DESCRIPTION OF THE TASK = Please list all lines of the material below in which the string "приемник" occurs.

===== DATA SHOWN =====

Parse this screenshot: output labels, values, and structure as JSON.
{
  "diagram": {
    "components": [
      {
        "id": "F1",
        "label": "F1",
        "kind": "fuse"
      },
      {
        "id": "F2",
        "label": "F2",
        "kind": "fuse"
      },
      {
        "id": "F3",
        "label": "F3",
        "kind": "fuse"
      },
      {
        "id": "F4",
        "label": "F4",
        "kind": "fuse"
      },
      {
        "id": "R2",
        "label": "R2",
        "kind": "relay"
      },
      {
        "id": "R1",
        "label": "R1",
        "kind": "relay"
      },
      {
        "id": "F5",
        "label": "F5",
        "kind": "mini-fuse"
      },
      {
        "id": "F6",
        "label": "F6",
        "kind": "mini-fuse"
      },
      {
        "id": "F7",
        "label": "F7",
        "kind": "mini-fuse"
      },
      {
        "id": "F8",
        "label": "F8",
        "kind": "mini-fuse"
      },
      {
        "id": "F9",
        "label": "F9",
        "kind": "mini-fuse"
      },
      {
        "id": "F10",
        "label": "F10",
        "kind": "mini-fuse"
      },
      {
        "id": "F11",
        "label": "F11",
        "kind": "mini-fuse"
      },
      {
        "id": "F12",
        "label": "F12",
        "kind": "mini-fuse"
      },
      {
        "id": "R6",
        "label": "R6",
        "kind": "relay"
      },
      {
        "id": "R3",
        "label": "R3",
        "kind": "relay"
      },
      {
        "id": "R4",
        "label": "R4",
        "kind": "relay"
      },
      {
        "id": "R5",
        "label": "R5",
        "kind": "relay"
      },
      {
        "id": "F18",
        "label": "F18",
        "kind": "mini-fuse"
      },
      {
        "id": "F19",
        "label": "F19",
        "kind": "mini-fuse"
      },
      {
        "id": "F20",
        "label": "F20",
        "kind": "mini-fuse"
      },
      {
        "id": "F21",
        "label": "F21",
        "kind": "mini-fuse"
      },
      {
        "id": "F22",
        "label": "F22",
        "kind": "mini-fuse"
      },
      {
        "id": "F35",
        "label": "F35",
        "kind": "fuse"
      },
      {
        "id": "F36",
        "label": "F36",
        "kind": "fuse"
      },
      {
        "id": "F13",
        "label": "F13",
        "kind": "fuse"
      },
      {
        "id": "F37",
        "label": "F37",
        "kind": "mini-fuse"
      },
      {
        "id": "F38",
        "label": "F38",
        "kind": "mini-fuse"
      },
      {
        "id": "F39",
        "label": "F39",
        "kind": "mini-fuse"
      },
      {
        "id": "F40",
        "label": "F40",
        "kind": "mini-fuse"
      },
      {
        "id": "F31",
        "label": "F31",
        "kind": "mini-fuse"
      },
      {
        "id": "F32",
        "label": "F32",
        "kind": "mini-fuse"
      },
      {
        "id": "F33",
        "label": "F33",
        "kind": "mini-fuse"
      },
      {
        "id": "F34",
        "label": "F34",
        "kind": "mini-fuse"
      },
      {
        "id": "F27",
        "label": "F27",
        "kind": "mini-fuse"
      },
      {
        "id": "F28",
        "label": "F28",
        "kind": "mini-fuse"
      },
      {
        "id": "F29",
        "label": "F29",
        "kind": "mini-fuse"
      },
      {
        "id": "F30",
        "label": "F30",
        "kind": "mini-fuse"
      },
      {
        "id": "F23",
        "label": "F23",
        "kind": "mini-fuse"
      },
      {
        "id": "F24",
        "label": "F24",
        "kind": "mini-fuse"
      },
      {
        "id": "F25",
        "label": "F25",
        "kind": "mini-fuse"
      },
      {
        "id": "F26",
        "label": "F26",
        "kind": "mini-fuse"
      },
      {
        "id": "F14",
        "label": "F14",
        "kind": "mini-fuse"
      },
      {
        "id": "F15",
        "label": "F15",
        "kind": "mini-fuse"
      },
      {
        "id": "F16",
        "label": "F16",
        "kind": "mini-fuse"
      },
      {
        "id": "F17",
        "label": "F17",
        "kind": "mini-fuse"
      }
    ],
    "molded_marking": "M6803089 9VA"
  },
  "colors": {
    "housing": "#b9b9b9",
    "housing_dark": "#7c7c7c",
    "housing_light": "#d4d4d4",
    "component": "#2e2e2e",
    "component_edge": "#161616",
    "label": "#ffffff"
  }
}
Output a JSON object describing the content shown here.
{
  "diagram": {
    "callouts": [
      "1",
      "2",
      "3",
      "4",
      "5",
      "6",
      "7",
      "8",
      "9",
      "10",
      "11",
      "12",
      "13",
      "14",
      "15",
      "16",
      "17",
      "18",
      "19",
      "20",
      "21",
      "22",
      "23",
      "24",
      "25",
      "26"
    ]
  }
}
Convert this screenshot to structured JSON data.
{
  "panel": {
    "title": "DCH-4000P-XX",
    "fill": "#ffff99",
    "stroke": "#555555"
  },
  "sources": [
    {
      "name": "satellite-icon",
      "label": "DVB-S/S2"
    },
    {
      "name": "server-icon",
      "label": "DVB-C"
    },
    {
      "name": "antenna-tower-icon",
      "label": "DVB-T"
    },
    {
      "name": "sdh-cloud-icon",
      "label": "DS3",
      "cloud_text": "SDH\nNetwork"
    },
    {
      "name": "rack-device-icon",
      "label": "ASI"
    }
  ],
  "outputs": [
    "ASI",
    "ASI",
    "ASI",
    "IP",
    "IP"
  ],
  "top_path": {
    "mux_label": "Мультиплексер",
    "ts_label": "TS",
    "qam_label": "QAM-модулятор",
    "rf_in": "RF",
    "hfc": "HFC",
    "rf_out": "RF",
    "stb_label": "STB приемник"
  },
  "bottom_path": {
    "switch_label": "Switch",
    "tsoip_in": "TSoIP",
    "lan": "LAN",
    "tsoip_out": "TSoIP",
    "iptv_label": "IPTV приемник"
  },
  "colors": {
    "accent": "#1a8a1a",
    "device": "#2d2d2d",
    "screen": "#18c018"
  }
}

=====

RESULT OF THE TASK =
    "stb_label": "STB приемник"
    "iptv_label": "IPTV приемник"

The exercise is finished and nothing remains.